──────── Input data ────────
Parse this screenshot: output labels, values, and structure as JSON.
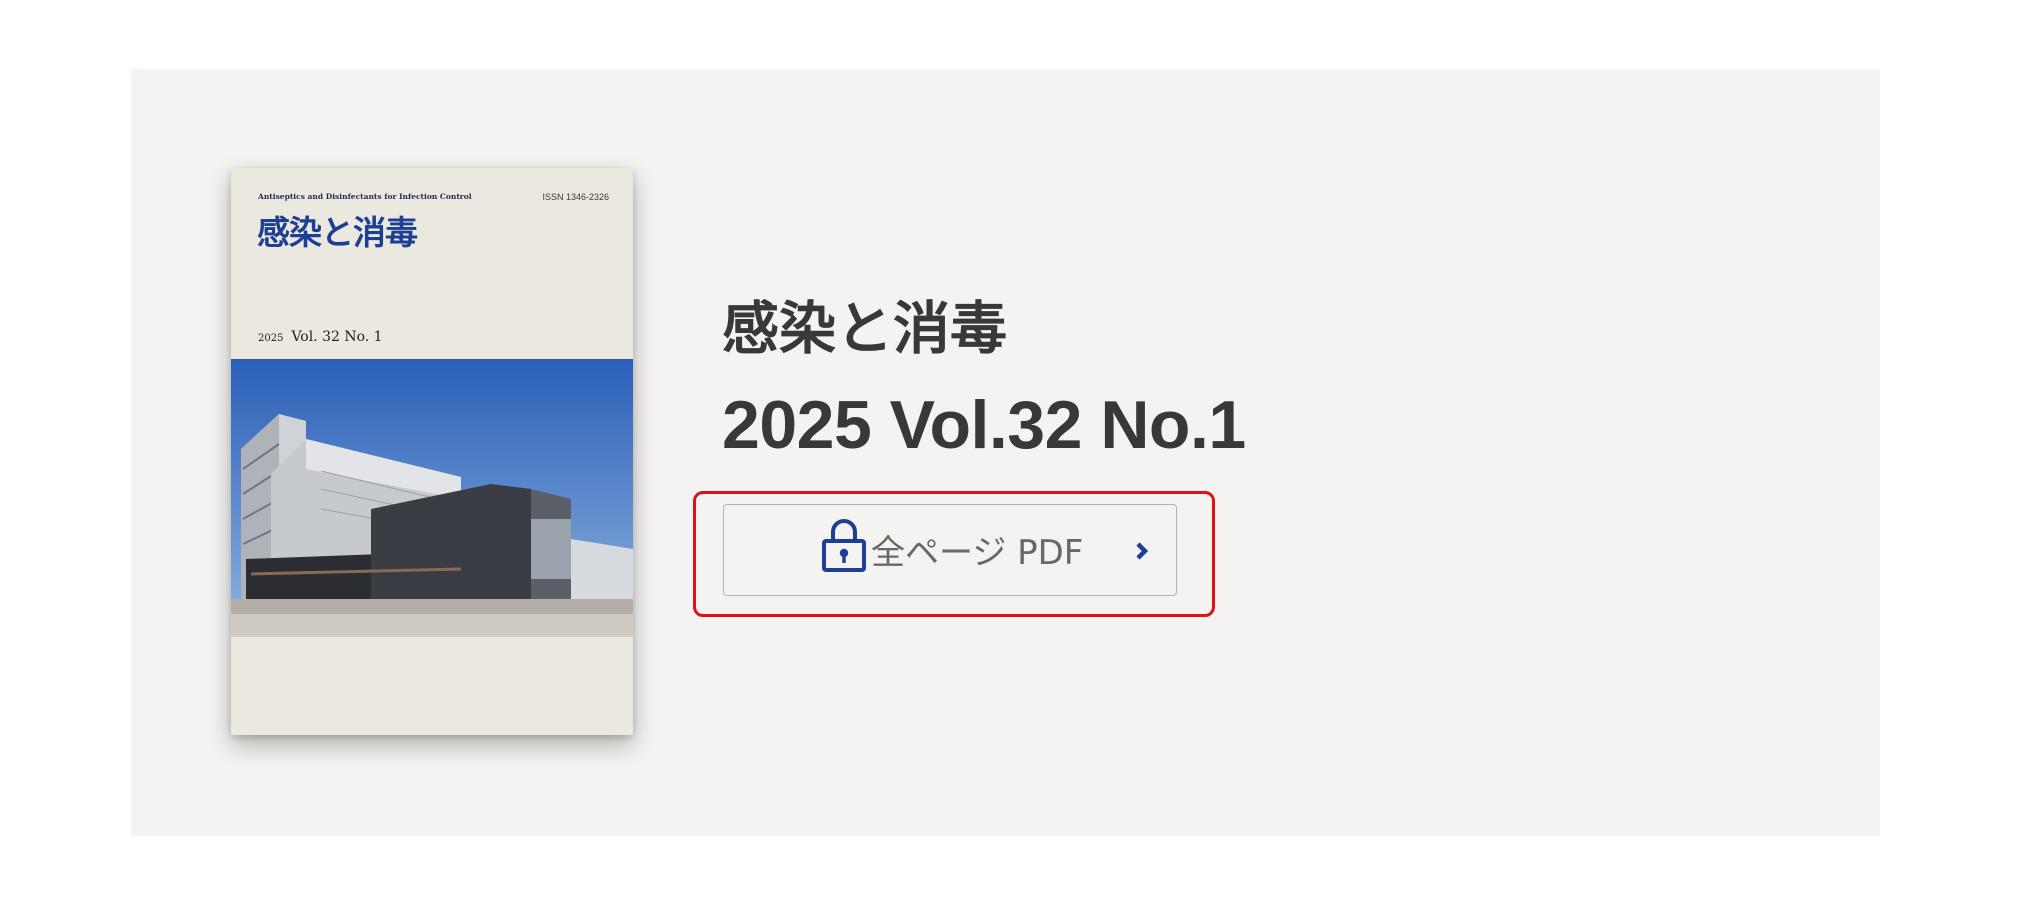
{
  "cover": {
    "subtitle": "Antiseptics and Disinfectants for Infection Control",
    "issn": "ISSN 1346-2326",
    "title": "感染と消毒",
    "year": "2025",
    "volume_issue": "Vol. 32  No. 1"
  },
  "journal": {
    "title": "感染と消毒",
    "issue": "2025 Vol.32 No.1"
  },
  "download_button": {
    "label": "全ページ PDF",
    "icon": "lock-icon",
    "arrow_icon": "chevron-right-icon"
  },
  "colors": {
    "accent_blue": "#1c3f93",
    "highlight_red": "#e01019",
    "panel_bg": "#f4f3f1"
  }
}
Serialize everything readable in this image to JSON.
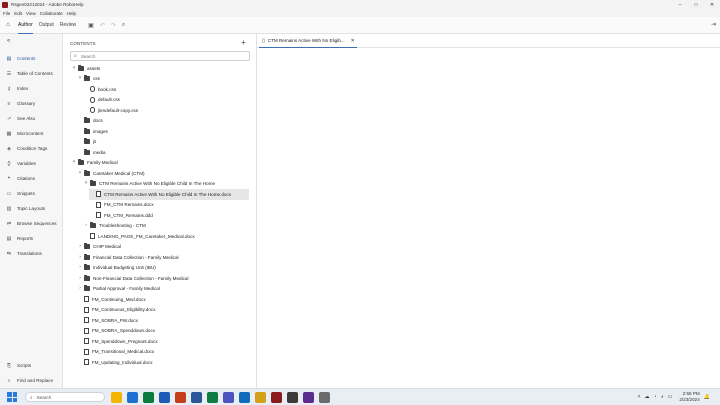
────────
Directions: Each record above should be copied character for character, with pictures dropped.

Result of the task:
Parse this screenshot: output labels, values, and structure as JSON.
{
  "cover": {
    "subtitle": "Antiseptics and Disinfectants for Infection Control",
    "issn": "ISSN 1346-2326",
    "title": "感染と消毒",
    "year": "2025",
    "volume_issue": "Vol. 32  No. 1"
  },
  "journal": {
    "title": "感染と消毒",
    "issue": "2025 Vol.32 No.1"
  },
  "download_button": {
    "label": "全ページ PDF",
    "icon": "lock-icon",
    "arrow_icon": "chevron-right-icon"
  },
  "colors": {
    "accent_blue": "#1c3f93",
    "highlight_red": "#e01019",
    "panel_bg": "#f4f3f1"
  }
}
Serialize everything readable in this image to JSON.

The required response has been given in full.